[Begin DATASET]

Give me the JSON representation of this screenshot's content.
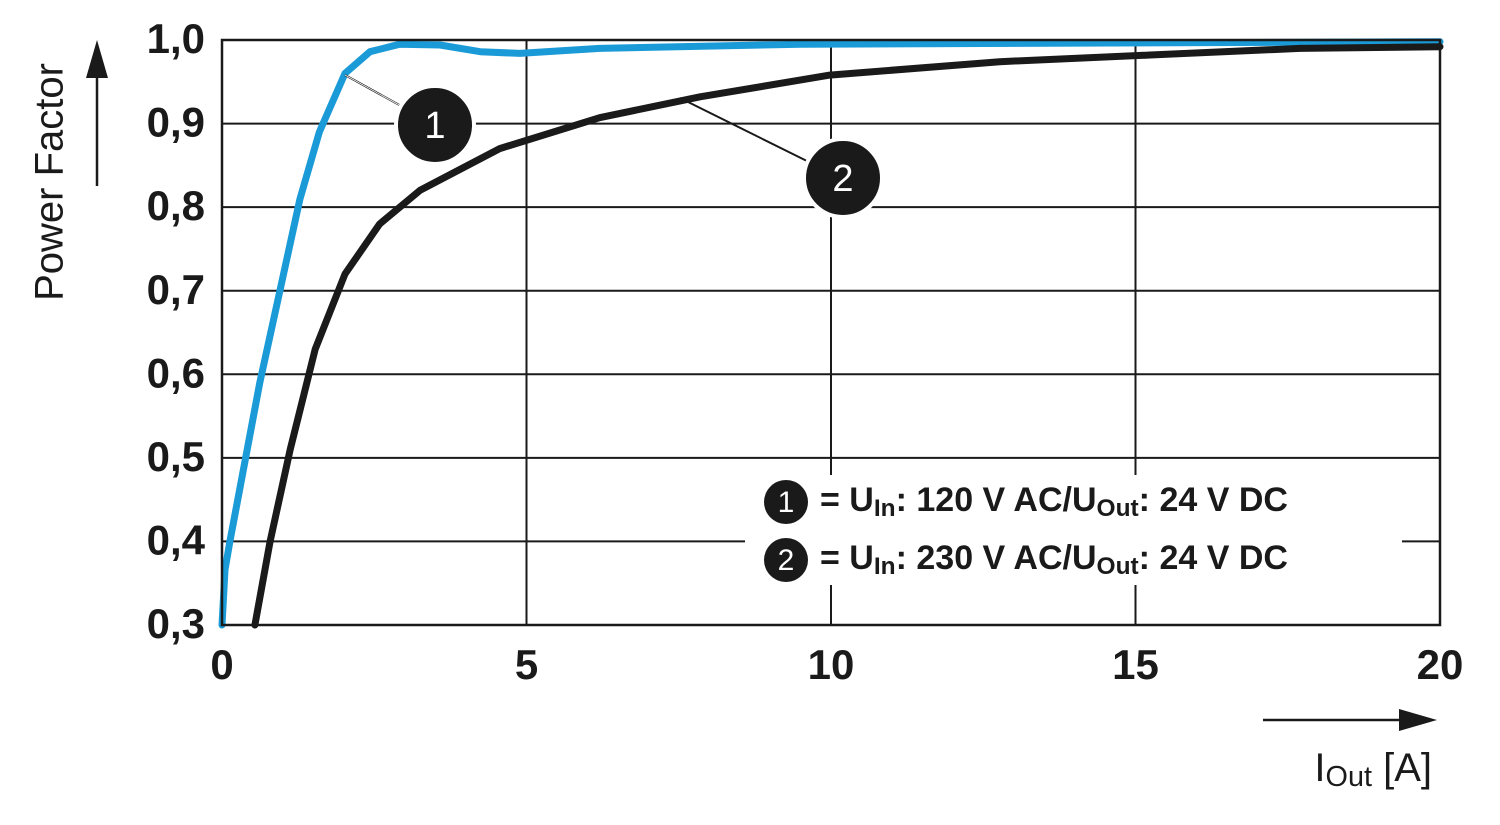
{
  "chart_data": {
    "type": "line",
    "y_label": "Power Factor",
    "x_label": [
      "I",
      "Out",
      " [A]"
    ],
    "xlim": [
      0,
      20
    ],
    "xticks": [
      0,
      5,
      10,
      15,
      20
    ],
    "ylim": [
      0.3,
      1.0
    ],
    "yticks": [
      {
        "value": 0.3,
        "label": "0,3"
      },
      {
        "value": 0.4,
        "label": "0,4"
      },
      {
        "value": 0.5,
        "label": "0,5"
      },
      {
        "value": 0.6,
        "label": "0,6"
      },
      {
        "value": 0.7,
        "label": "0,7"
      },
      {
        "value": 0.8,
        "label": "0,8"
      },
      {
        "value": 0.9,
        "label": "0,9"
      },
      {
        "value": 1.0,
        "label": "1,0"
      }
    ],
    "grid": true,
    "legend": "lower right",
    "series": [
      {
        "label": "1",
        "name": [
          "= U",
          "In",
          ": 120 V AC/U",
          "Out",
          ": 24 V DC"
        ],
        "color": "#1a9ad6",
        "x": [
          0,
          0.05,
          0.13,
          0.62,
          0.95,
          1.28,
          1.6,
          2.02,
          2.43,
          2.92,
          3.58,
          4.24,
          4.89,
          6.2,
          9.5,
          20
        ],
        "values": [
          0.3,
          0.366,
          0.4,
          0.59,
          0.7,
          0.81,
          0.89,
          0.96,
          0.986,
          0.995,
          0.994,
          0.986,
          0.984,
          0.99,
          0.995,
          0.998
        ]
      },
      {
        "label": "2",
        "name": [
          "= U",
          "In",
          ": 230 V AC/U",
          "Out",
          ": 24 V DC"
        ],
        "color": "#1a1a1a",
        "x": [
          0.54,
          0.79,
          1.12,
          1.53,
          2.02,
          2.59,
          3.25,
          4.56,
          6.2,
          7.85,
          9.98,
          12.77,
          15.24,
          17.7,
          20
        ],
        "values": [
          0.3,
          0.4,
          0.51,
          0.63,
          0.72,
          0.78,
          0.82,
          0.87,
          0.907,
          0.932,
          0.958,
          0.974,
          0.982,
          0.99,
          0.992
        ]
      }
    ]
  }
}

[End DATASET]

## TASK TO COMPLETE
Repeat all of the records verbatim, leaving out the pictures.

## PROBLEM SOLUTION
Give me the JSON representation of this screenshot's content.
{
  "chart_data": {
    "type": "line",
    "y_label": "Power Factor",
    "x_label": [
      "I",
      "Out",
      " [A]"
    ],
    "xlim": [
      0,
      20
    ],
    "xticks": [
      0,
      5,
      10,
      15,
      20
    ],
    "ylim": [
      0.3,
      1.0
    ],
    "yticks": [
      {
        "value": 0.3,
        "label": "0,3"
      },
      {
        "value": 0.4,
        "label": "0,4"
      },
      {
        "value": 0.5,
        "label": "0,5"
      },
      {
        "value": 0.6,
        "label": "0,6"
      },
      {
        "value": 0.7,
        "label": "0,7"
      },
      {
        "value": 0.8,
        "label": "0,8"
      },
      {
        "value": 0.9,
        "label": "0,9"
      },
      {
        "value": 1.0,
        "label": "1,0"
      }
    ],
    "grid": true,
    "legend": "lower right",
    "series": [
      {
        "label": "1",
        "name": [
          "= U",
          "In",
          ": 120 V AC/U",
          "Out",
          ": 24 V DC"
        ],
        "color": "#1a9ad6",
        "x": [
          0,
          0.05,
          0.13,
          0.62,
          0.95,
          1.28,
          1.6,
          2.02,
          2.43,
          2.92,
          3.58,
          4.24,
          4.89,
          6.2,
          9.5,
          20
        ],
        "values": [
          0.3,
          0.366,
          0.4,
          0.59,
          0.7,
          0.81,
          0.89,
          0.96,
          0.986,
          0.995,
          0.994,
          0.986,
          0.984,
          0.99,
          0.995,
          0.998
        ]
      },
      {
        "label": "2",
        "name": [
          "= U",
          "In",
          ": 230 V AC/U",
          "Out",
          ": 24 V DC"
        ],
        "color": "#1a1a1a",
        "x": [
          0.54,
          0.79,
          1.12,
          1.53,
          2.02,
          2.59,
          3.25,
          4.56,
          6.2,
          7.85,
          9.98,
          12.77,
          15.24,
          17.7,
          20
        ],
        "values": [
          0.3,
          0.4,
          0.51,
          0.63,
          0.72,
          0.78,
          0.82,
          0.87,
          0.907,
          0.932,
          0.958,
          0.974,
          0.982,
          0.99,
          0.992
        ]
      }
    ]
  }
}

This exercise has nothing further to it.